* **PAGE TEXT**
Although the facility will be positioned in Ohio, its name will be Mountaineer NGL Storage. It will be within sight of Marshall County’s Blue Racer Midstream Natrium natural gas processing plant, located on the West Virginia side of the river.

“We expect to connect to the Blue Racer infrastructure,” Hooker said. “The ethane will come in and go out by pipe.”

When the Natrium plant initially opened, officials said they would keep propane and butane in above-ground tanks, but could not do this with ethane because of the material’s volatility.

During the Marcellus-Utica Midstream Conference in Pittsburgh last week, Blue Racer Senior Vice President Marc Halbritter said having the ethane storage caverns just across the river from Natrium will be an advantage for companies such as his. He also gave a strong endorsement for the PTT project.

“It would be a great help to have a local outlet for ethane,” Halbritter said of the PTT project.

Other midstream companies deriving ethane in the Marcellus and Utica region include Williams Energy and the MarkWest division of MPLX. Greg S. Floerke, executive vice president and chief commercial officer for MarkWest, is among those who questioned the viability of an ethane cracker in the region, due to the lack of underground storage capacity.

Destinations for Marcellus and Utica ethane now include crackers in Mont Belvieu, Texas and Sarnia, Canada, as the material flows out of the area on one of multiple pipelines.

“The one thing we don’t have that Mont Belvieu and Sarnia have is storage,” Floerke said in 2015, explaining an ethane cracker likely would need to ensure a steady supply of fuel in the event a pipeline carrying ethane to the plant would fail.

* **INFORMATION GIVEN**

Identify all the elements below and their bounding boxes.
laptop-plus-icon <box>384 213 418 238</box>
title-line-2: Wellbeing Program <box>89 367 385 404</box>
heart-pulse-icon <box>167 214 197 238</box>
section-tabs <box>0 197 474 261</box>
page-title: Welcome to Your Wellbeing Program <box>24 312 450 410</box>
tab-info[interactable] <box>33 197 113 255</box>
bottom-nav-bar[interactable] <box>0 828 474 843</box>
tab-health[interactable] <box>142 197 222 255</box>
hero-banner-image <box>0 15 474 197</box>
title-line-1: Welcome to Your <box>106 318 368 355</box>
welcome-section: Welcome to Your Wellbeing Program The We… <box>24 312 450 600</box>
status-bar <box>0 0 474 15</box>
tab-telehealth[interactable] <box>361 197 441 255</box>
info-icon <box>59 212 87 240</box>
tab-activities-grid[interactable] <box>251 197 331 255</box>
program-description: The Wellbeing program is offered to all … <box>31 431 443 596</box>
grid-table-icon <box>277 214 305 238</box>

* **USING THE INFORMATION**
A. Answer these about the ethane storage article:
(i) What name will the facility in Ohio carry?
(ii) At what event did Marc Halbritter speak last week, and in which city?
(iii) Which two places are named as current destinations for Marcellus and Utica ethane?
B. Carry on the ethane storage article past its final paragraph.
The material plays no part in what follows.

* **PER-TASK OUTPUTS**
A.
(i) Mountaineer NGL Storage
(ii) The Marcellus-Utica Midstream Conference, in Pittsburgh
(iii) Mont Belvieu, Texas, and Sarnia, Canada

B.
Because of ethane’s volatility, Floerke said it is less common to see the product stored in above-ground tanks in comparison to propane and butane. He said a company can build tanks to hold ethane, but at significant cost, as he said it is more common for ethane to be stored underground.

Hooker said once Royal Dutch Shell confirmed it would build its ethane cracker at Monaca, Pa., his developers changed their focus. Ethane, along with propane, butane and pentane, is one of the liquid forms of natural gas prevalent in the Marcellus and Utica shale.

“We initially designed it around propane and butane storage,” he said. “The good news is that we can still do propane and butane.”

Officials with Thailand-based PTT are due to announce their final decision on whether to build the massive multi-billion-dollar ethane cracker at Dilles Bottom in Belmont County by the end of March. If the firm proceeds with the giant plant, it will take a few years to build.

“It would be a few years before PTT would need us,” Hooker said, adding he is “very aware” of the PTT proposal.

Hooker said the liquids will be stored in the Salina salt formation at a depth approximately 6,500 feet — more than one mile — beneath the surface.

“We are looking at four caverns initially,” Hooker said of the project’s first phase, while adding there would likely eventually be as many as eight caverns. Each cavern could hold up to 500,000 barrels of liquids.

There are 42 gallons in a barrel, so that equates to 21 million gallons per cavern. If the company meets its goal of eight caverns, as many as 168 million gallons of ethane, propane and butane would be in storage.

“They won’t take up much more than an acre underground,” he said. “We would like to have the first phase in service by 2018.”

When asked if the facility was being built specifically to support the PTT project, Hooker said, “We’ve had conversations with some of the prospective ethane users.”

In Ohio, both the state Environmental Protection Agency and the Department of Natural Resources hold some regulatory authority over the storage endeavor.

“We are aware of this project and have received an application for a 401 water quality certification for it. We have not taken an action on the application,” Ohio EPA spokeswoman Heidi Griesmer said.

“Ohio Department of Natural Resources is aware of the proposed development by Mountaineer NGL Storage, and has been in contact with the company as they work to move forward with the project. No permits have been issued at this time,” ODNR spokesman Matt Eiselstein added.